(Dataset entries)
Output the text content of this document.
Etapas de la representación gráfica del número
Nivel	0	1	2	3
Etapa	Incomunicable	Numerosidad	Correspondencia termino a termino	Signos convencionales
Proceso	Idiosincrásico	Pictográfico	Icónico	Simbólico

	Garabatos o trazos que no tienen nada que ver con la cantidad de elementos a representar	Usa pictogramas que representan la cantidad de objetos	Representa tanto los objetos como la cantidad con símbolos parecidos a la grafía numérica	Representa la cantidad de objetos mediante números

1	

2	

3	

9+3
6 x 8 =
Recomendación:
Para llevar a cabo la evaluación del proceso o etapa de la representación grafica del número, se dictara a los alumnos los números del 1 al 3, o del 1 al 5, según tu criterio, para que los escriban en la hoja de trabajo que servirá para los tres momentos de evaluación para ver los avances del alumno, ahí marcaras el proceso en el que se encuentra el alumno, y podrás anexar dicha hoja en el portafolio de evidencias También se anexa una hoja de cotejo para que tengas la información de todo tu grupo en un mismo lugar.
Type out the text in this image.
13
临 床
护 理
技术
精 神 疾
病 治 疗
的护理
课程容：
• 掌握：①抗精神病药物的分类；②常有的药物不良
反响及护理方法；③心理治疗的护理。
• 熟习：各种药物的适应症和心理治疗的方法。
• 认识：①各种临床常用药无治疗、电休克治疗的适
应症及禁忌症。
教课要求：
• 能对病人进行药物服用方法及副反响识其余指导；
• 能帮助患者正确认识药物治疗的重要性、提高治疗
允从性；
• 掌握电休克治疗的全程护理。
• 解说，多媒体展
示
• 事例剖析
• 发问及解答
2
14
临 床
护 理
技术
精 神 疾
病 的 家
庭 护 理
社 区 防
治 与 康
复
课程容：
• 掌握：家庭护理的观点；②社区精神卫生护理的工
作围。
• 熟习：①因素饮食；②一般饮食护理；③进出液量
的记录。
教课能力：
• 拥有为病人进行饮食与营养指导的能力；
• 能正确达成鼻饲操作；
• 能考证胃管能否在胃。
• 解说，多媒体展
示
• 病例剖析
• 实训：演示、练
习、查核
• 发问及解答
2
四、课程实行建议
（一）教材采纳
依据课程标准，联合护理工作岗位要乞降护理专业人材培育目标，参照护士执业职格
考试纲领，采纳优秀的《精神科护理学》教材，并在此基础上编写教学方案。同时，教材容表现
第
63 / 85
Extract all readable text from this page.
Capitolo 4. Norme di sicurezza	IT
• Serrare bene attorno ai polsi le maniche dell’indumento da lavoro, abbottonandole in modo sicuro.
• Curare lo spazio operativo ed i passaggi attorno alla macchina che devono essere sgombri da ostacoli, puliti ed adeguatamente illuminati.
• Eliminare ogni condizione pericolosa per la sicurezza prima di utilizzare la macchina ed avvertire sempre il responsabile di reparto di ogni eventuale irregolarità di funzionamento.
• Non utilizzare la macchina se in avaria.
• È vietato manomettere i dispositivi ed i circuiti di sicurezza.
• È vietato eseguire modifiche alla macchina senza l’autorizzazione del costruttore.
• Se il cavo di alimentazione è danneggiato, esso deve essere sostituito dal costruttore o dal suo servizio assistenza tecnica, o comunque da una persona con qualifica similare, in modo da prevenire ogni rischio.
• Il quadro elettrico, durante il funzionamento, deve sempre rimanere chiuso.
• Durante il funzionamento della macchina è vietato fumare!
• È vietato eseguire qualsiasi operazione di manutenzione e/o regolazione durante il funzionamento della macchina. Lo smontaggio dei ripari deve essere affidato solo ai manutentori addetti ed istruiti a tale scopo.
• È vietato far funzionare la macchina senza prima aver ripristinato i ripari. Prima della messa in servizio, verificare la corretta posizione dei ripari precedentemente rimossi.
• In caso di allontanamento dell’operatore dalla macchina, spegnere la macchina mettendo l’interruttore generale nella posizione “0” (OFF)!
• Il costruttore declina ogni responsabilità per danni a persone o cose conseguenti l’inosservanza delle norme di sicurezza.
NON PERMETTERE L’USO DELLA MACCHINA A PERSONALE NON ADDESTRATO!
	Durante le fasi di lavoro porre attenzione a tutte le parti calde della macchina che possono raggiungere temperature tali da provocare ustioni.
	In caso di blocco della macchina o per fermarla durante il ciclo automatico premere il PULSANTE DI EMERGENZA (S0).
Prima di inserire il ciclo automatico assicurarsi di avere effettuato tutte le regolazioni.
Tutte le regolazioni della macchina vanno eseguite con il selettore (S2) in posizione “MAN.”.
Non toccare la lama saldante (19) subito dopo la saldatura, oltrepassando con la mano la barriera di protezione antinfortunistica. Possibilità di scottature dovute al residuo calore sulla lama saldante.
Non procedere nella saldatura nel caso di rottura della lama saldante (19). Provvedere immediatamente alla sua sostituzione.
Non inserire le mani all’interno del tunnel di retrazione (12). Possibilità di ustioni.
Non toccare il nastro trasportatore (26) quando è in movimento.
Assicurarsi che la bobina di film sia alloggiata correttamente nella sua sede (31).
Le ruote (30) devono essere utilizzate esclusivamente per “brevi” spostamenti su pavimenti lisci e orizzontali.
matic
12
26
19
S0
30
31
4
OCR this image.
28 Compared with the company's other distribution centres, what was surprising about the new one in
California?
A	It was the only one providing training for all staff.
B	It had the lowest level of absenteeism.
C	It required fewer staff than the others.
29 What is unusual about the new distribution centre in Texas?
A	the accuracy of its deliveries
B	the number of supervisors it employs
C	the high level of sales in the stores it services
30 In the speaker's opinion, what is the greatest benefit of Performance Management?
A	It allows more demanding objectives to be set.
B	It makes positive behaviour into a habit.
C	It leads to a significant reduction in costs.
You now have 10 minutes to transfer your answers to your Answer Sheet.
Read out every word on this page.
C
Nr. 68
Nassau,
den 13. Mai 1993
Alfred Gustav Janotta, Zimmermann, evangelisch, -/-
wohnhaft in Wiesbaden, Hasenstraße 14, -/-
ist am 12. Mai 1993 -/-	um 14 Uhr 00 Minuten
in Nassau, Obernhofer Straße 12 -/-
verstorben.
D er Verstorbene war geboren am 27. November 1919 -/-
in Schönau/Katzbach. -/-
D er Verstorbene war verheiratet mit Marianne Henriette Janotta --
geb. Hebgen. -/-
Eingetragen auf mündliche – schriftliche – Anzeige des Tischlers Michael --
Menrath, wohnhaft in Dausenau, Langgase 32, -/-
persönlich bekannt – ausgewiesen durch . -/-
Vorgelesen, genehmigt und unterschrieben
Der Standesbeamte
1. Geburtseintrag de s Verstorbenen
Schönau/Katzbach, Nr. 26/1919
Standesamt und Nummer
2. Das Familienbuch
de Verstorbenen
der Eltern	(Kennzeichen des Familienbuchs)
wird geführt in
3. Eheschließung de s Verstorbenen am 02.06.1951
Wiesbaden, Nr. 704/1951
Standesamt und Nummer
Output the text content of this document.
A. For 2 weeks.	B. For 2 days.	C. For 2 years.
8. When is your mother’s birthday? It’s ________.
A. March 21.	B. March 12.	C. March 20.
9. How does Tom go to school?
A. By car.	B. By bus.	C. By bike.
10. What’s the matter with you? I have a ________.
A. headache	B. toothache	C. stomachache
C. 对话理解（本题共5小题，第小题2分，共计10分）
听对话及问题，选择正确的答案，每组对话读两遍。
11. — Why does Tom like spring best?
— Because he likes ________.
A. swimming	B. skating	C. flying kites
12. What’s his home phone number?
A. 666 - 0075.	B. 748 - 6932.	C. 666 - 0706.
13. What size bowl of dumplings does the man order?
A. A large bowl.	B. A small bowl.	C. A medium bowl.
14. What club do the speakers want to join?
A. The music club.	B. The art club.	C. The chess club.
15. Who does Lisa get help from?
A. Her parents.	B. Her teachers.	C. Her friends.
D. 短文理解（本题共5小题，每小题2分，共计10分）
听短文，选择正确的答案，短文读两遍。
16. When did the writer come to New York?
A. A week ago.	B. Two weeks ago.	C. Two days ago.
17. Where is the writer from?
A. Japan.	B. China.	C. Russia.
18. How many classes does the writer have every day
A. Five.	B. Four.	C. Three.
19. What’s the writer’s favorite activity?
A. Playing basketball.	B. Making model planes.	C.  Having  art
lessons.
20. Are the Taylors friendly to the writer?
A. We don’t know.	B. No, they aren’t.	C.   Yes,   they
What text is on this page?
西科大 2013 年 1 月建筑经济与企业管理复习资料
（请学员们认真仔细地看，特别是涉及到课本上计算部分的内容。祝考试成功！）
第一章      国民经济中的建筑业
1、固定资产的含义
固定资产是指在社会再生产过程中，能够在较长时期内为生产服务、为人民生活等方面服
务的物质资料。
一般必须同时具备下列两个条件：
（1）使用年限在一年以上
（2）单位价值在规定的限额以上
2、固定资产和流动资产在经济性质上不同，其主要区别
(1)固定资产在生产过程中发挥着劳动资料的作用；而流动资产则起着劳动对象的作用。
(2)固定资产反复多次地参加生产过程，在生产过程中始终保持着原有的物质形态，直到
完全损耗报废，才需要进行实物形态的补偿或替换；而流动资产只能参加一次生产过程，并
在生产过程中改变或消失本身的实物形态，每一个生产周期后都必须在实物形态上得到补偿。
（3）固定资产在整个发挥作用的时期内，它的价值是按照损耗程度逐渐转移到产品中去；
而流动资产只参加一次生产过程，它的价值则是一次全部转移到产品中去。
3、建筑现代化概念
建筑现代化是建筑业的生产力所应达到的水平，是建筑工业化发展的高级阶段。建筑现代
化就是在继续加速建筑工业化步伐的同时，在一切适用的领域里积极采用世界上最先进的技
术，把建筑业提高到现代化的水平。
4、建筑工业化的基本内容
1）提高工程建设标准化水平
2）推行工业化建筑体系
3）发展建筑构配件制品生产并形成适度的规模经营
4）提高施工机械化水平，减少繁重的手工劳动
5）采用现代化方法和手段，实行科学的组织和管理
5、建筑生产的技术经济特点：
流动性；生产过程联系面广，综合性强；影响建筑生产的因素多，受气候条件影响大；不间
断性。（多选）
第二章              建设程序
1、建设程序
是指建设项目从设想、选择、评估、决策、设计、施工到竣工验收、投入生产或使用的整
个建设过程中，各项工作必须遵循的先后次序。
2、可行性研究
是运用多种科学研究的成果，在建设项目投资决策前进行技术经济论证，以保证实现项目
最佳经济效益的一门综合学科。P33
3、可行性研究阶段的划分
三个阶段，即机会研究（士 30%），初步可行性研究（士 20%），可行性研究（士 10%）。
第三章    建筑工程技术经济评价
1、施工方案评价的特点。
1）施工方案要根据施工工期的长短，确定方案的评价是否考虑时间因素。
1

## Problem details
Select every line in the material above where the string "选择正确的答案" occurs, and copy it.

## Solution to this task
听对话及问题，选择正确的答案，每组对话读两遍。
听短文，选择正确的答案，短文读两遍。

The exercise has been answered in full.